**WORK TO DO:** What number of lines contain the word "государственной"? Reply with the number and nothing else.
● ● ● ● ● ● ●
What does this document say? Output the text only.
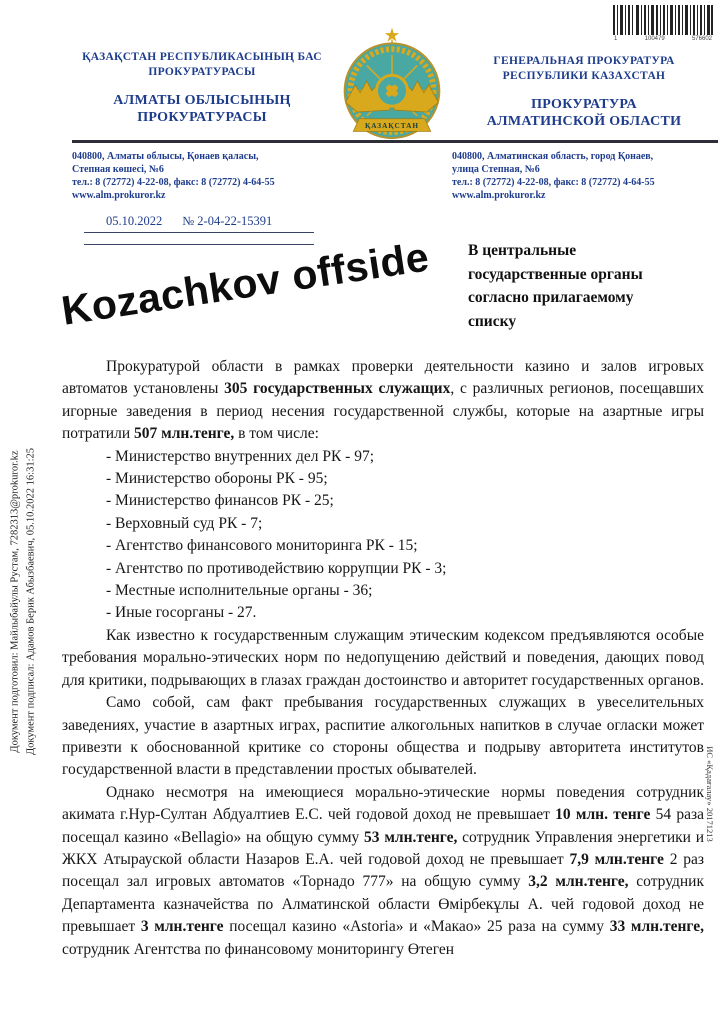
1	100479	576602
ҚАЗАҚСТАН РЕСПУБЛИКАСЫНЫҢ БАС
ПРОКУРАТУРАСЫ
АЛМАТЫ ОБЛЫСЫНЫҢ
ПРОКУРАТУРАСЫ
ҚАЗАҚСТАН
ГЕНЕРАЛЬНАЯ ПРОКУРАТУРА
РЕСПУБЛИКИ КАЗАХСТАН
ПРОКУРАТУРА
АЛМАТИНСКОЙ ОБЛАСТИ
040800, Алматы облысы, Қонаев қаласы,
Степная көшесі, №6
тел.: 8 (72772) 4-22-08, факс: 8 (72772) 4-64-55
www.alm.prokuror.kz
040800, Алматинская область, город Қонаев,
улица Степная, №6
тел.: 8 (72772) 4-22-08, факс: 8 (72772) 4-64-55
www.alm.prokuror.kz
05.10.2022 № 2-04-22-15391
Kozachkov offside В центральные государственные органы согласно прилагаемому списку

Прокуратурой области в рамках проверки деятельности казино и залов игровых автоматов установлены 305 государственных служащих, с различных регионов, посещавших игорные заведения в период несения государственной службы, которые на азартные игры потратили 507 млн.тенге, в том числе:

- Министерство внутренних дел РК - 97;

- Министерство обороны РК - 95;

- Министерство финансов РК - 25;

- Верховный суд РК - 7;

- Агентство финансового мониторинга РК - 15;

- Агентство по противодействию коррупции РК - 3;

- Местные исполнительные органы - 36;

- Иные госорганы - 27.

Как известно к государственным служащим этическим кодексом предъявляются особые требования морально-этических норм по недопущению действий и поведения, дающих повод для критики, подрывающих в глазах граждан достоинство и авторитет государственных органов.

Само собой, сам факт пребывания государственных служащих в увеселительных заведениях, участие в азартных играх, распитие алкогольных напитков в случае огласки может привезти к обоснованной критике со стороны общества и подрыву авторитета институтов государственной власти в представлении простых обывателей.

Однако несмотря на имеющиеся морально-этические нормы поведения сотрудник акимата г.Нур-Султан Абдуалтиев Е.С. чей годовой доход не превышает 10 млн. тенге 54 раза посещал казино «Bellagio» на общую сумму 53 млн.тенге, сотрудник Управления энергетики и ЖКХ Атырауской области Назаров Е.А. чей годовой доход не превышает 7,9 млн.тенге 2 раз посещал зал игровых автоматов «Торнадо 777» на общую сумму 3,2 млн.тенге, сотрудник Департамента казначейства по Алматинской области Өмірбекұлы А. чей годовой доход не превышает 3 млн.тенге посещал казино «Astoria» и «Макао» 25 раза на сумму 33 млн.тенге, сотрудник Агентства по финансовому мониторингу Өтеген

Документ подготовил: Майлыбайулы Рустам, 7282313@prokuror.kz Документ подписал: Адамов Берик Абызбаевич, 05.10.2022 16:31:25
ИС «Қадағалау» 20171213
● ● ● ● ● ● ●
**OUTPUT OF THE TASK:** 2